### Short exercise:
Print only the line with "Decode this image" and the lines after it, ending with the last line of the material, each exactly as it stands.

### Input rows:
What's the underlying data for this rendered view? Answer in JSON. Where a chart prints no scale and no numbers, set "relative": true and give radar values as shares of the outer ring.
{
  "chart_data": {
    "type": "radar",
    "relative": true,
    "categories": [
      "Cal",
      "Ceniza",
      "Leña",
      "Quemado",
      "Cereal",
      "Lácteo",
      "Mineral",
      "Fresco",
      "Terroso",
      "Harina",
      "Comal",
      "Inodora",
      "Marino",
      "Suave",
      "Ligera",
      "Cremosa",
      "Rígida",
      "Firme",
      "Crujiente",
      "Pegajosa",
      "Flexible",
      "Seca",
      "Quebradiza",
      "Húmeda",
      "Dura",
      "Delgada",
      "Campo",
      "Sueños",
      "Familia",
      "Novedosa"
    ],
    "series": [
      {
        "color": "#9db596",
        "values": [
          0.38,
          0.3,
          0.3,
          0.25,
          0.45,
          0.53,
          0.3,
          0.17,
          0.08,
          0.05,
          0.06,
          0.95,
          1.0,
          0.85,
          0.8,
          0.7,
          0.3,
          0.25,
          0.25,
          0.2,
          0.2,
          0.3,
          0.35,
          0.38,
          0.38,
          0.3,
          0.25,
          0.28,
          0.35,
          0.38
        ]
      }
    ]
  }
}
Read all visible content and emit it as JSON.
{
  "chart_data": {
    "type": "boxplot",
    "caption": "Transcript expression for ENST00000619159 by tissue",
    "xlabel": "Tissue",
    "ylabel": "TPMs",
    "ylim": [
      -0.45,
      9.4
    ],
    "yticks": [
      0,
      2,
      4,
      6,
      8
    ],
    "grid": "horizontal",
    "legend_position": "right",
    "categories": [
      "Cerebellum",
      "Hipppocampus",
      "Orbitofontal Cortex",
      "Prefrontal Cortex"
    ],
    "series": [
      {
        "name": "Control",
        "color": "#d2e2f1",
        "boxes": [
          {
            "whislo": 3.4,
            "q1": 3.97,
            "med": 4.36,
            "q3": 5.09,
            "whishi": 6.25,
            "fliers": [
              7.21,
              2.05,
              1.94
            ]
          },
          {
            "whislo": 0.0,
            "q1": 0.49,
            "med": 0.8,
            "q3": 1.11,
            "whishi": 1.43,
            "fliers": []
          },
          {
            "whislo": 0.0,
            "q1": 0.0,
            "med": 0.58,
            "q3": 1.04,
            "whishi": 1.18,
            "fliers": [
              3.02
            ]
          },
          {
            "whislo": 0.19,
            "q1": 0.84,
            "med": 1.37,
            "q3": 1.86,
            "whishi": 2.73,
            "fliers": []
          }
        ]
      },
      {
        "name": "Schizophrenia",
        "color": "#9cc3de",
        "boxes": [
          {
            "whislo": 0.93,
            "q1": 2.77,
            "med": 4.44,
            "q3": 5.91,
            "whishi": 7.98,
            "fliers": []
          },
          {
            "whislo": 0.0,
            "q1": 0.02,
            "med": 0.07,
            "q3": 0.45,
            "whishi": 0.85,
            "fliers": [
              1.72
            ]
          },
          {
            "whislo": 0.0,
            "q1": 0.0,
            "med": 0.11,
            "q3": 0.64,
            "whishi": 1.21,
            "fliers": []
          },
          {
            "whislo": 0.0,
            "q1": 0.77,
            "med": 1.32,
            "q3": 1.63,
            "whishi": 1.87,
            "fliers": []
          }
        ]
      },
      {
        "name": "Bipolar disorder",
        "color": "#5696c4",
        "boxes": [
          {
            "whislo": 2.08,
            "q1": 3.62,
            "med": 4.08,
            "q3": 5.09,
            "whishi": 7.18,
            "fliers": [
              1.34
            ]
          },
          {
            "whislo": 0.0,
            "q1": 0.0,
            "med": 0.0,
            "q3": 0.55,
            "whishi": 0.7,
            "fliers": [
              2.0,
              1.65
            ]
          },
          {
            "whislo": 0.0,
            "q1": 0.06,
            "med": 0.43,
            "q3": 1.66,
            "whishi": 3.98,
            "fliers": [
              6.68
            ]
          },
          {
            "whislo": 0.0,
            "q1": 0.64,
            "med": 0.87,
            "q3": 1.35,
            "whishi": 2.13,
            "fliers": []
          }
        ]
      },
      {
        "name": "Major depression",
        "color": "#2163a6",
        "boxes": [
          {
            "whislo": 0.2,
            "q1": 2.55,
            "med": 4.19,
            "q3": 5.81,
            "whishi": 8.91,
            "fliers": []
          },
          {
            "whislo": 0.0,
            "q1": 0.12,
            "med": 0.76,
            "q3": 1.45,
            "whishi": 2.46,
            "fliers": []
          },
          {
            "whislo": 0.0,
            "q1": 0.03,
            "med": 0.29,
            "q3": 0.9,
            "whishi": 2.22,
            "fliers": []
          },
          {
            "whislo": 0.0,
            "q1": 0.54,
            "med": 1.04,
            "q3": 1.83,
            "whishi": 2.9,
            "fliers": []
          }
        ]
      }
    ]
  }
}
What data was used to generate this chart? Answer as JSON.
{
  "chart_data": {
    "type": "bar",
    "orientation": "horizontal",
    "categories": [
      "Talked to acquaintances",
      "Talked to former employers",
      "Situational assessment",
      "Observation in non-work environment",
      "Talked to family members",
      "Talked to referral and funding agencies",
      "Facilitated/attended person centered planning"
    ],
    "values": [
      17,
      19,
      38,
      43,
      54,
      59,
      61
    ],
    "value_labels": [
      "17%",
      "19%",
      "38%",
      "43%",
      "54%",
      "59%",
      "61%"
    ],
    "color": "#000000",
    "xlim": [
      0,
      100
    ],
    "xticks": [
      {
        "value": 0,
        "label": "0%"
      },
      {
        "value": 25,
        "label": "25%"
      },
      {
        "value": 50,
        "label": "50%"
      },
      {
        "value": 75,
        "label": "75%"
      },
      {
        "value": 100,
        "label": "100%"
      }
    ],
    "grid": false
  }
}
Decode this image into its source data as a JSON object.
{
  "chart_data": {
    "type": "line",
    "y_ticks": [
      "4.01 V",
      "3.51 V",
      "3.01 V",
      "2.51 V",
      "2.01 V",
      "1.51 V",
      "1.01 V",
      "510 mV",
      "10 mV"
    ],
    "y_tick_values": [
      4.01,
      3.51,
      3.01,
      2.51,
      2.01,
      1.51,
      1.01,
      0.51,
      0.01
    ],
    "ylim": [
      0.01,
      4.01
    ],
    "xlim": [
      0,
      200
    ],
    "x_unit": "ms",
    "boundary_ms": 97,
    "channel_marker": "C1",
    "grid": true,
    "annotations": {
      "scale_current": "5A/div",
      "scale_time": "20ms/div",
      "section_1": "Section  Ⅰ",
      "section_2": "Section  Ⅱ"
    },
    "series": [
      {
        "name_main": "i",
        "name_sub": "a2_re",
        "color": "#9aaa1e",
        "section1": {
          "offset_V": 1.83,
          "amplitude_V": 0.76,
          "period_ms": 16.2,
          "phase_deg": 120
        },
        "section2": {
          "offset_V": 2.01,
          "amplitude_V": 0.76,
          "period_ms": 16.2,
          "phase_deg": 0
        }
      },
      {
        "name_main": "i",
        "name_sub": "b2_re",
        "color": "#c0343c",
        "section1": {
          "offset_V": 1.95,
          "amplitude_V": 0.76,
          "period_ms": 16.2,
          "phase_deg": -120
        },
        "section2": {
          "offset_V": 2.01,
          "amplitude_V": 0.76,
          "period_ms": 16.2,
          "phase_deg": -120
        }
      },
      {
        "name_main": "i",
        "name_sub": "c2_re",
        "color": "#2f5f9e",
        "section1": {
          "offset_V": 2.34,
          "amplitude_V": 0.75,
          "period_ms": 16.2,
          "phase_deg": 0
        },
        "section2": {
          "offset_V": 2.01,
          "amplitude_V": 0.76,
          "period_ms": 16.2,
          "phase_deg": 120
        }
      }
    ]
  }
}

### Correct result:
Decode this image into its source data as a JSON object.
{
  "chart_data": {
    "type": "line",
    "y_ticks": [
      "4.01 V",
      "3.51 V",
      "3.01 V",
      "2.51 V",
      "2.01 V",
      "1.51 V",
      "1.01 V",
      "510 mV",
      "10 mV"
    ],
    "y_tick_values": [
      4.01,
      3.51,
      3.01,
      2.51,
      2.01,
      1.51,
      1.01,
      0.51,
      0.01
    ],
    "ylim": [
      0.01,
      4.01
    ],
    "xlim": [
      0,
      200
    ],
    "x_unit": "ms",
    "boundary_ms": 97,
    "channel_marker": "C1",
    "grid": true,
    "annotations": {
      "scale_current": "5A/div",
      "scale_time": "20ms/div",
      "section_1": "Section  Ⅰ",
      "section_2": "Section  Ⅱ"
    },
    "series": [
      {
        "name_main": "i",
        "name_sub": "a2_re",
        "color": "#9aaa1e",
        "section1": {
          "offset_V": 1.83,
          "amplitude_V": 0.76,
          "period_ms": 16.2,
          "phase_deg": 120
        },
        "section2": {
          "offset_V": 2.01,
          "amplitude_V": 0.76,
          "period_ms": 16.2,
          "phase_deg": 0
        }
      },
      {
        "name_main": "i",
        "name_sub": "b2_re",
        "color": "#c0343c",
        "section1": {
          "offset_V": 1.95,
          "amplitude_V": 0.76,
          "period_ms": 16.2,
          "phase_deg": -120
        },
        "section2": {
          "offset_V": 2.01,
          "amplitude_V": 0.76,
          "period_ms": 16.2,
          "phase_deg": -120
        }
      },
      {
        "name_main": "i",
        "name_sub": "c2_re",
        "color": "#2f5f9e",
        "section1": {
          "offset_V": 2.34,
          "amplitude_V": 0.75,
          "period_ms": 16.2,
          "phase_deg": 0
        },
        "section2": {
          "offset_V": 2.01,
          "amplitude_V": 0.76,
          "period_ms": 16.2,
          "phase_deg": 120
        }
      }
    ]
  }
}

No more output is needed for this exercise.